Given request => Work out how many lines in the entries below include the word "период". Give nothing but the number.

Materials provided =>

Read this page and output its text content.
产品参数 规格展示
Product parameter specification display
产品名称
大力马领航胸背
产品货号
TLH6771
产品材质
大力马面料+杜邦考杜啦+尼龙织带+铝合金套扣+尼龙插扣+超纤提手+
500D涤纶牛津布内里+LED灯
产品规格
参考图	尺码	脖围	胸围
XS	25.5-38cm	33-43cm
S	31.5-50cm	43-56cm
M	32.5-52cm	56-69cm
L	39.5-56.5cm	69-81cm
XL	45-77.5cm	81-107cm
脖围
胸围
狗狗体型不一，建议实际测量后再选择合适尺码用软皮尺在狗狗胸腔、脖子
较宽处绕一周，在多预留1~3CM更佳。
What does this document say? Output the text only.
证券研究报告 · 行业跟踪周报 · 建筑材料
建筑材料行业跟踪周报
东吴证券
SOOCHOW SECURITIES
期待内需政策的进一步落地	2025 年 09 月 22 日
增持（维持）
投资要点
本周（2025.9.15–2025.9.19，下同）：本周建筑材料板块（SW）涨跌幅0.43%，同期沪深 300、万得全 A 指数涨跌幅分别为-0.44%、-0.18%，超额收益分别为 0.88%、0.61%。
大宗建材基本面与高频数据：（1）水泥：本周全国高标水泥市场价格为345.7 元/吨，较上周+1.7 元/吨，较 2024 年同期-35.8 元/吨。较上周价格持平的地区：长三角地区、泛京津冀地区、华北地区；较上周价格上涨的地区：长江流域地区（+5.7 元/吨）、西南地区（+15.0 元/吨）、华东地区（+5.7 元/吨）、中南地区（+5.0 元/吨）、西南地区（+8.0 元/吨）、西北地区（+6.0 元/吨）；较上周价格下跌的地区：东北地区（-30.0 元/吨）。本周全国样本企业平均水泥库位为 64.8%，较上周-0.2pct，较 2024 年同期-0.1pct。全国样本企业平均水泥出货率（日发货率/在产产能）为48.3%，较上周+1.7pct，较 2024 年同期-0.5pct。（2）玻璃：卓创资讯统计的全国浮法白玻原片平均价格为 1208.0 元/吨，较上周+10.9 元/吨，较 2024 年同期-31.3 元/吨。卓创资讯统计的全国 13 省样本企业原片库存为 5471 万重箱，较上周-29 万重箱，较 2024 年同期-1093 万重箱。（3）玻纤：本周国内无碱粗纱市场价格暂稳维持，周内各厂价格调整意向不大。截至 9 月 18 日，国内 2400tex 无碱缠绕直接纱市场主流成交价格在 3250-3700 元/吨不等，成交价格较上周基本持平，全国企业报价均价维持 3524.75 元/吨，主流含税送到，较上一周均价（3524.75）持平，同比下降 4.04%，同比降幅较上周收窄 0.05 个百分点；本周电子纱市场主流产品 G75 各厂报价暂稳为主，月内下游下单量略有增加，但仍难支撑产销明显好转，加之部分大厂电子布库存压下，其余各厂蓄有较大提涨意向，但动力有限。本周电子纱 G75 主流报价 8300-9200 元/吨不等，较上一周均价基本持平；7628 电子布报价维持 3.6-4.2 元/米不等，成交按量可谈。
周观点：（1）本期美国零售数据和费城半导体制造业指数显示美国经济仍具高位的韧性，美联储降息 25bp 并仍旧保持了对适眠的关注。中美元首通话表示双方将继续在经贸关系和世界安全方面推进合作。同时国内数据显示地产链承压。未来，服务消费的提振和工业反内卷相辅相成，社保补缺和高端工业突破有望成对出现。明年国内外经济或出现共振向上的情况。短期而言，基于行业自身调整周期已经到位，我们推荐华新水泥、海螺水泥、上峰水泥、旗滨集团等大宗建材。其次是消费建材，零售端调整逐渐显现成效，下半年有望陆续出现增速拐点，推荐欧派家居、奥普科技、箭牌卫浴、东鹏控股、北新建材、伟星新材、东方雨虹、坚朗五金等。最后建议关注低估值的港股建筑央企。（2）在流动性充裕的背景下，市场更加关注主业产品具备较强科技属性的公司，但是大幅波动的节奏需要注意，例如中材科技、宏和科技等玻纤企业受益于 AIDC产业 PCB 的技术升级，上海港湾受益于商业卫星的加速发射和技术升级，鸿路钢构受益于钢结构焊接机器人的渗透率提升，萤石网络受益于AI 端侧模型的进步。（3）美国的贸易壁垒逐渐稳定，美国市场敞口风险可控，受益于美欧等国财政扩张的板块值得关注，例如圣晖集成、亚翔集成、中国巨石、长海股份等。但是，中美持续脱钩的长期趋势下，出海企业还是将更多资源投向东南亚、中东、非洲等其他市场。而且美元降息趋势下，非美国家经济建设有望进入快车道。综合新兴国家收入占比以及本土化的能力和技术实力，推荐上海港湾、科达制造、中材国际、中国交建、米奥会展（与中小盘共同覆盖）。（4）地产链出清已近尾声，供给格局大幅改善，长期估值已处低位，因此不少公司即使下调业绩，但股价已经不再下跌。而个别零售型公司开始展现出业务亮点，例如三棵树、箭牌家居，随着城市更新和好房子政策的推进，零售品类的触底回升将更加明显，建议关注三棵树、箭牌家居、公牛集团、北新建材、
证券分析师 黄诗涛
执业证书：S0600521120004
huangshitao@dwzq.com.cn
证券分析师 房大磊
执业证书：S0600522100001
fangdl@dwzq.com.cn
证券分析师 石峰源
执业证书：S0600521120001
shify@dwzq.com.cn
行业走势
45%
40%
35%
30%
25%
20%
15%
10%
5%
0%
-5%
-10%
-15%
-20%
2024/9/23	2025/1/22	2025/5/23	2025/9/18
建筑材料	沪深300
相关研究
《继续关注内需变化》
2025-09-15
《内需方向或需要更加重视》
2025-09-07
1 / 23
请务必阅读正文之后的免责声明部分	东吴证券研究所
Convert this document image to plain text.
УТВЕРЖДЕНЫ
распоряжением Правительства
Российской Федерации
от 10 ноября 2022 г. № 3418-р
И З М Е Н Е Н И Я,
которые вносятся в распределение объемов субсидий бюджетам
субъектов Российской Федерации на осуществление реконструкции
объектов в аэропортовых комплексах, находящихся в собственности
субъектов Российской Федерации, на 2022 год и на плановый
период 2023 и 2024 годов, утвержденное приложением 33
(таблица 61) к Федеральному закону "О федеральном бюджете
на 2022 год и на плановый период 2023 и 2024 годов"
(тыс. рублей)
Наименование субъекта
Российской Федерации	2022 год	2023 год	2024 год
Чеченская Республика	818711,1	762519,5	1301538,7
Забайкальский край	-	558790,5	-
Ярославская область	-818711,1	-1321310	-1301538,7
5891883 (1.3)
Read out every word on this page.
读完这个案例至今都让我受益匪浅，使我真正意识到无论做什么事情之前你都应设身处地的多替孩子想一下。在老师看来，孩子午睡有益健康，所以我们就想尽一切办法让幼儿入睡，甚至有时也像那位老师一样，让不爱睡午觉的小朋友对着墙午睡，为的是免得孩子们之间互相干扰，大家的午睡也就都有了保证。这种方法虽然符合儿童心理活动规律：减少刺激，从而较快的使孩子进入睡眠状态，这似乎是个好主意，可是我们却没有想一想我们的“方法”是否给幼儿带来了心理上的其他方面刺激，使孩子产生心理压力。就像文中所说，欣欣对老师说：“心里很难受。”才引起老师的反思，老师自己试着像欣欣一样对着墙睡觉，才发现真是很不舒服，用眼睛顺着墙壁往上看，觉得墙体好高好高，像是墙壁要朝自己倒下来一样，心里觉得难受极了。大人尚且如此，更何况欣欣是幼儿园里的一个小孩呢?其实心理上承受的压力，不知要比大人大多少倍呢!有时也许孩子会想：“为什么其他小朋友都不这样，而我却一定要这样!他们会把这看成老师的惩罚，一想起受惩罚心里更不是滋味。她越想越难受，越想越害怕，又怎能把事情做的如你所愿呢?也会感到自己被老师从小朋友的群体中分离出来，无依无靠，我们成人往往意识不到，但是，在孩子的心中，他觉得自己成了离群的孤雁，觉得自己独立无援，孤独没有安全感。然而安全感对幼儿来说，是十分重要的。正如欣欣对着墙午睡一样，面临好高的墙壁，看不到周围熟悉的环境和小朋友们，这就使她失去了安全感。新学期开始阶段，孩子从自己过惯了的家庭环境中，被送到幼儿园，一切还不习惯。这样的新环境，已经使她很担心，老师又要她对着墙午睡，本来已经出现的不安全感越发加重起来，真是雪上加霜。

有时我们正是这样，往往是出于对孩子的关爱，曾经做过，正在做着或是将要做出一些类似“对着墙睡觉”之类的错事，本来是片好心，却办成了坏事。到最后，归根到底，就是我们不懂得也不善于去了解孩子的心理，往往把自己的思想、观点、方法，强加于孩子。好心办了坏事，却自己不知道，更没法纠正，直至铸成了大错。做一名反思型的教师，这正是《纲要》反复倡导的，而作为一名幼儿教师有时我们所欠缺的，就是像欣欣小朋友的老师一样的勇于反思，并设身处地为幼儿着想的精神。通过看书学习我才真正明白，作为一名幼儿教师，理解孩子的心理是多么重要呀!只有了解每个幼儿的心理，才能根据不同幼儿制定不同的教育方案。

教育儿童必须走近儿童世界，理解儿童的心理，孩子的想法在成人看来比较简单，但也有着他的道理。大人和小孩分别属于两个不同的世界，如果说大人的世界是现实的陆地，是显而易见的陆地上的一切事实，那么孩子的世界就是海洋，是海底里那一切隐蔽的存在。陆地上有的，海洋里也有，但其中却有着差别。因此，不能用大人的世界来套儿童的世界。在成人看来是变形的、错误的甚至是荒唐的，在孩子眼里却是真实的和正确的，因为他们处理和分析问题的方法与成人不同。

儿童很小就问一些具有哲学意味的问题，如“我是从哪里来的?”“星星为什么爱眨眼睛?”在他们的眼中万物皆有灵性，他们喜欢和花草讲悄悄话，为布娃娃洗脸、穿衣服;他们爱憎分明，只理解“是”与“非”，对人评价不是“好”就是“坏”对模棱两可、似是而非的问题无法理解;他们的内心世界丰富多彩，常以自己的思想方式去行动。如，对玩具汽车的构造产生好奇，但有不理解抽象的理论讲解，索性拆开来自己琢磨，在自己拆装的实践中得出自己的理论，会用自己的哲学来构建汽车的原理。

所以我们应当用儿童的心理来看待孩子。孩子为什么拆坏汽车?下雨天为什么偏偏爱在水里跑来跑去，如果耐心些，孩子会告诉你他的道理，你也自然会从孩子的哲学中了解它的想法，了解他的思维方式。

The response => 2